- [Exercise instructions] Copy nothing but the text: reproduce each line of the listing exactly and leave the pictures out.

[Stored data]

• • • •

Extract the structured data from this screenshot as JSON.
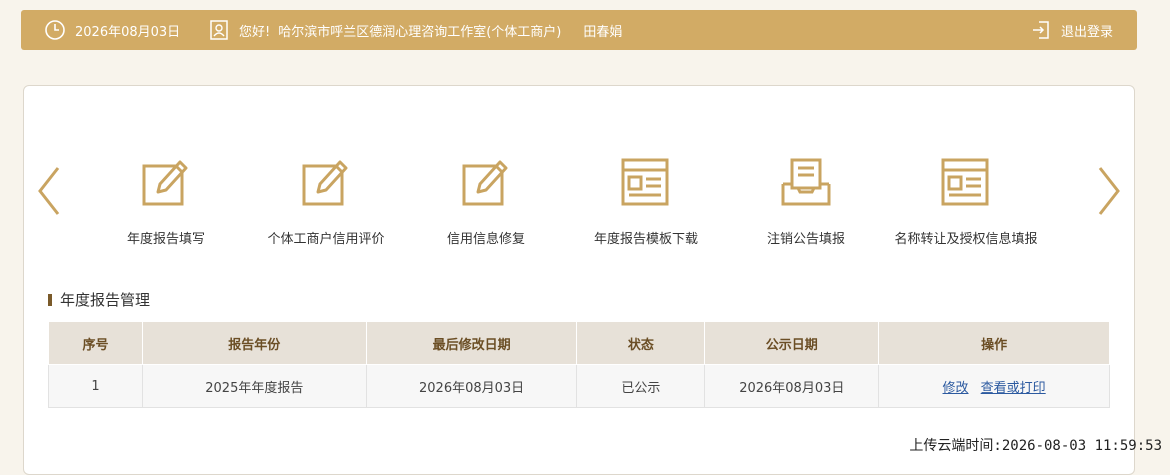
{
  "header": {
    "date": "2026年08月03日",
    "greeting": "您好!",
    "company": "哈尔滨市呼兰区德润心理咨询工作室(个体工商户)",
    "user": "田春娟",
    "logout_label": "退出登录",
    "accent_color": "#d2ab65"
  },
  "quick_menu": [
    {
      "label": "年度报告填写",
      "icon": "pencil-edit-icon"
    },
    {
      "label": "个体工商户信用评价",
      "icon": "pencil-edit-icon"
    },
    {
      "label": "信用信息修复",
      "icon": "pencil-edit-icon"
    },
    {
      "label": "年度报告模板下载",
      "icon": "template-document-icon"
    },
    {
      "label": "注销公告填报",
      "icon": "inbox-tray-icon"
    },
    {
      "label": "名称转让及授权信息填报",
      "icon": "template-document-icon"
    }
  ],
  "section": {
    "title": "年度报告管理"
  },
  "table": {
    "headers": [
      "序号",
      "报告年份",
      "最后修改日期",
      "状态",
      "公示日期",
      "操作"
    ],
    "rows": [
      {
        "index": "1",
        "year": "2025年年度报告",
        "modified": "2026年08月03日",
        "status": "已公示",
        "published": "2026年08月03日",
        "action_edit": "修改",
        "action_view": "查看或打印"
      }
    ]
  },
  "footer": {
    "upload_time": "上传云端时间:2026-08-03 11:59:53"
  }
}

• • • •

- [Exercise response]
Extract the structured data from this screenshot as JSON.
{
  "header": {
    "date": "2026年08月03日",
    "greeting": "您好!",
    "company": "哈尔滨市呼兰区德润心理咨询工作室(个体工商户)",
    "user": "田春娟",
    "logout_label": "退出登录",
    "accent_color": "#d2ab65"
  },
  "quick_menu": [
    {
      "label": "年度报告填写",
      "icon": "pencil-edit-icon"
    },
    {
      "label": "个体工商户信用评价",
      "icon": "pencil-edit-icon"
    },
    {
      "label": "信用信息修复",
      "icon": "pencil-edit-icon"
    },
    {
      "label": "年度报告模板下载",
      "icon": "template-document-icon"
    },
    {
      "label": "注销公告填报",
      "icon": "inbox-tray-icon"
    },
    {
      "label": "名称转让及授权信息填报",
      "icon": "template-document-icon"
    }
  ],
  "section": {
    "title": "年度报告管理"
  },
  "table": {
    "headers": [
      "序号",
      "报告年份",
      "最后修改日期",
      "状态",
      "公示日期",
      "操作"
    ],
    "rows": [
      {
        "index": "1",
        "year": "2025年年度报告",
        "modified": "2026年08月03日",
        "status": "已公示",
        "published": "2026年08月03日",
        "action_edit": "修改",
        "action_view": "查看或打印"
      }
    ]
  },
  "footer": {
    "upload_time": "上传云端时间:2026-08-03 11:59:53"
  }
}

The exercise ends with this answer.